→ **Exercise goal**:
Within the records below, find each line that holds the string "Only", then copy it.
Begin Information given
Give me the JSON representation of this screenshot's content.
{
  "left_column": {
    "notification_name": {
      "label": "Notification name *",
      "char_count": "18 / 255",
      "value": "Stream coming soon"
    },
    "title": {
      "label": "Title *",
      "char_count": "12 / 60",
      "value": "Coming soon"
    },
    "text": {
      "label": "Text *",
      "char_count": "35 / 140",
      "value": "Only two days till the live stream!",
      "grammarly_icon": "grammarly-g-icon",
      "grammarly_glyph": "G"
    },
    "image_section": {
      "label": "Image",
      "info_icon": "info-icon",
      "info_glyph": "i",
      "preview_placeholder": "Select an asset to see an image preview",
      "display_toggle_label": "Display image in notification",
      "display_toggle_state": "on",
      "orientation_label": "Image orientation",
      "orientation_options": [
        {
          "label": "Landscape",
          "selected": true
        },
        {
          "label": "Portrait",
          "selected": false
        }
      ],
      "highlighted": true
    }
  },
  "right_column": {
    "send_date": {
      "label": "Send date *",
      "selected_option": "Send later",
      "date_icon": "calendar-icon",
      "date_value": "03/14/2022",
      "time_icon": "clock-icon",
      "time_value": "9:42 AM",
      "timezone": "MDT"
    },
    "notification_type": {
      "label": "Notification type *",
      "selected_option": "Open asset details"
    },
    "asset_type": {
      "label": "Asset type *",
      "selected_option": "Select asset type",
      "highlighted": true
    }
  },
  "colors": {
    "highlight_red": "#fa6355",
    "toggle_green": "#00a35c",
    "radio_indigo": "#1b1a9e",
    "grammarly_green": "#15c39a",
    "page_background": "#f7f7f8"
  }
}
End Information given
Begin Information given
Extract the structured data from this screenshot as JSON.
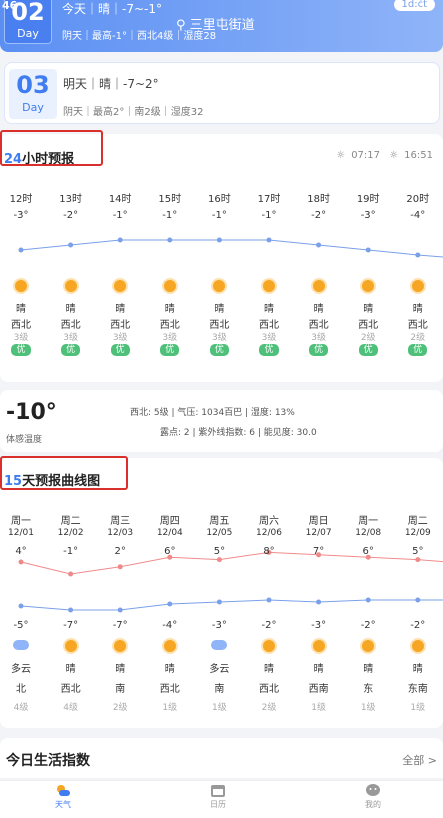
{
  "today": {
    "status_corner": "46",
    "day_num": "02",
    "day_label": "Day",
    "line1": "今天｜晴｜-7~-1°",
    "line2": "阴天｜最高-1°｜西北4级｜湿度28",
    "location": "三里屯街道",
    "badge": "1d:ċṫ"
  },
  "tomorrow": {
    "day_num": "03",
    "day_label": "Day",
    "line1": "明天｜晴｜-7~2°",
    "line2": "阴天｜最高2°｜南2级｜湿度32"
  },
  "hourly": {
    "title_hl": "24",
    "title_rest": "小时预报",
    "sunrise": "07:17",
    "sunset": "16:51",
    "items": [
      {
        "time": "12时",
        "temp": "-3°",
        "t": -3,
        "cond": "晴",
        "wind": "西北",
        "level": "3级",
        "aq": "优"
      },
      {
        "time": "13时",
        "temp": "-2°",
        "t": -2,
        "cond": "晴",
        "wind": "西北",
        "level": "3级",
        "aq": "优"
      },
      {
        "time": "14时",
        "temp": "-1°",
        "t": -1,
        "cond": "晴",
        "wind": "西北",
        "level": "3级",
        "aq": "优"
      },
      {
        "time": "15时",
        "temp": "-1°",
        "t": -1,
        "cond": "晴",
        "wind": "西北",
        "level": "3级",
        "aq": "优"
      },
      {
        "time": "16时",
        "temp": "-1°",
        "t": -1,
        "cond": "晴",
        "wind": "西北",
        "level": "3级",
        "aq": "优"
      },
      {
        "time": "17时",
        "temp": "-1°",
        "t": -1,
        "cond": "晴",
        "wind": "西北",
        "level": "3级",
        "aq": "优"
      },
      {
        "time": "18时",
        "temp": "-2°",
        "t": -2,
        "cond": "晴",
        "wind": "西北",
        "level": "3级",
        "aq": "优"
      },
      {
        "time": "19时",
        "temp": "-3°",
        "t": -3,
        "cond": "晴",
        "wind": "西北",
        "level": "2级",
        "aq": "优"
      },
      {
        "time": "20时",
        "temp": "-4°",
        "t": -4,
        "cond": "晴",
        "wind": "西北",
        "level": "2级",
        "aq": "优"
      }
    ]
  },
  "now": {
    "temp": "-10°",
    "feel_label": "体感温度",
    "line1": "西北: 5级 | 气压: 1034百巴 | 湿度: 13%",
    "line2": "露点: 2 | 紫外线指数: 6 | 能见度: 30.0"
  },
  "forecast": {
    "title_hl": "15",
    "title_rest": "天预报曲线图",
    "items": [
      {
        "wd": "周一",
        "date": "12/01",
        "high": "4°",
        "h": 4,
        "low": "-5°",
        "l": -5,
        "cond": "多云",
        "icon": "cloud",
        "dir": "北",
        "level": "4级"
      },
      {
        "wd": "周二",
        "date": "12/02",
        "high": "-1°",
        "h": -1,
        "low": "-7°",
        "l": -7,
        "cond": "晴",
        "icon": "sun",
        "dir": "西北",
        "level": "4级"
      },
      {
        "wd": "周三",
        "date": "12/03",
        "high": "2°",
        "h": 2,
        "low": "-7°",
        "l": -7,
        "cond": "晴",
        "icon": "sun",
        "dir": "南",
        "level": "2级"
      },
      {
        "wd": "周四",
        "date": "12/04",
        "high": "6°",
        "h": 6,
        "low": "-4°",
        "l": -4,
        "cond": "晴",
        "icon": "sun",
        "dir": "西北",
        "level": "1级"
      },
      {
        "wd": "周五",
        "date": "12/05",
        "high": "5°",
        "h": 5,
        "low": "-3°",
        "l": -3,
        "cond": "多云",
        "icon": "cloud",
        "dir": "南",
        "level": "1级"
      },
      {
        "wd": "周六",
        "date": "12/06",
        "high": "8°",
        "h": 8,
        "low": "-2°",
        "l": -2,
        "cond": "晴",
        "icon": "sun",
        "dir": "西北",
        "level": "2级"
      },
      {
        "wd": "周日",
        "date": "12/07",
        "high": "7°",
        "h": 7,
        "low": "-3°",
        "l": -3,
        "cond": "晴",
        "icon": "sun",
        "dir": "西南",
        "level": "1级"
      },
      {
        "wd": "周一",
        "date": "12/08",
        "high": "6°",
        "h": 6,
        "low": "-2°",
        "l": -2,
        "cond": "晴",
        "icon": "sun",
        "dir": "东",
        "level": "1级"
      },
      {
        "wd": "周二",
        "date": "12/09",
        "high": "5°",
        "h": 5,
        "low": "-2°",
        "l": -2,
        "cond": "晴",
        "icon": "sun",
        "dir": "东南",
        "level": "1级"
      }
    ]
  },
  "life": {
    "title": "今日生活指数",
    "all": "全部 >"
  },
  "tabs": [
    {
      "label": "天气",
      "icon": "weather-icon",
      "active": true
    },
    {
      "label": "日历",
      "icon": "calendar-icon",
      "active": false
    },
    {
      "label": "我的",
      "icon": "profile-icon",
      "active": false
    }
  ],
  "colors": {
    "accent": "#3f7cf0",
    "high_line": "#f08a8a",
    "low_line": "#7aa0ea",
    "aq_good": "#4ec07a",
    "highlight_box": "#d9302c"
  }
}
End Information given
Begin Information given
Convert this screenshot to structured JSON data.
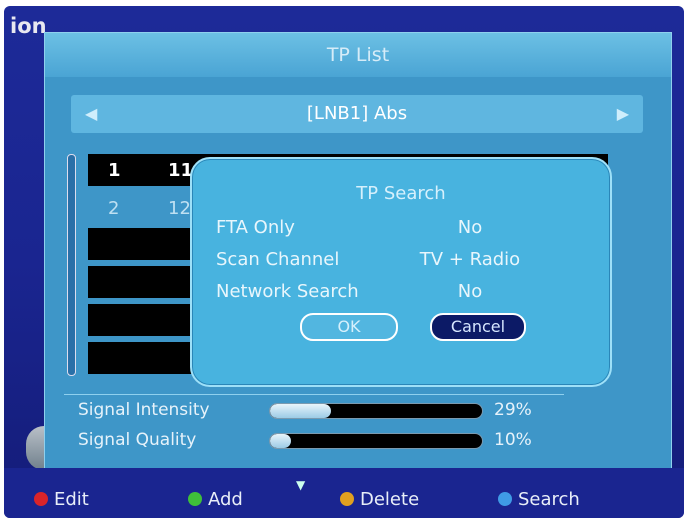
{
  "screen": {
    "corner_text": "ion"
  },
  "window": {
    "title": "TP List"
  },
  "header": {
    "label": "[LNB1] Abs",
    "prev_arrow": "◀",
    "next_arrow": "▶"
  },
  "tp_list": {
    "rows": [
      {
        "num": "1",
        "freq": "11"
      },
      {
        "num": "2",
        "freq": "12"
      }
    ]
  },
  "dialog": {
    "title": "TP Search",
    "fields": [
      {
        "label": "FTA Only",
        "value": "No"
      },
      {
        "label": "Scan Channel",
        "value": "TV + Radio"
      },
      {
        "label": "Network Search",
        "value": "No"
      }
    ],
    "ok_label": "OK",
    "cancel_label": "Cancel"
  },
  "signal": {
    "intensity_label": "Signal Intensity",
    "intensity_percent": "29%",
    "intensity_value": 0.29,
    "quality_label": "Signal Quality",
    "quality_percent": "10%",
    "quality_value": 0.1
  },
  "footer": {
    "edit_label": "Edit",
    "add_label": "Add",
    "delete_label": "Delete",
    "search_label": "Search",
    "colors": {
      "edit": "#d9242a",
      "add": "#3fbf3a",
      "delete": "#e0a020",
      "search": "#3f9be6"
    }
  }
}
End Information given
→ **Response**:
      "value": "Only two days till the live stream!",
        "label": "FTA Only",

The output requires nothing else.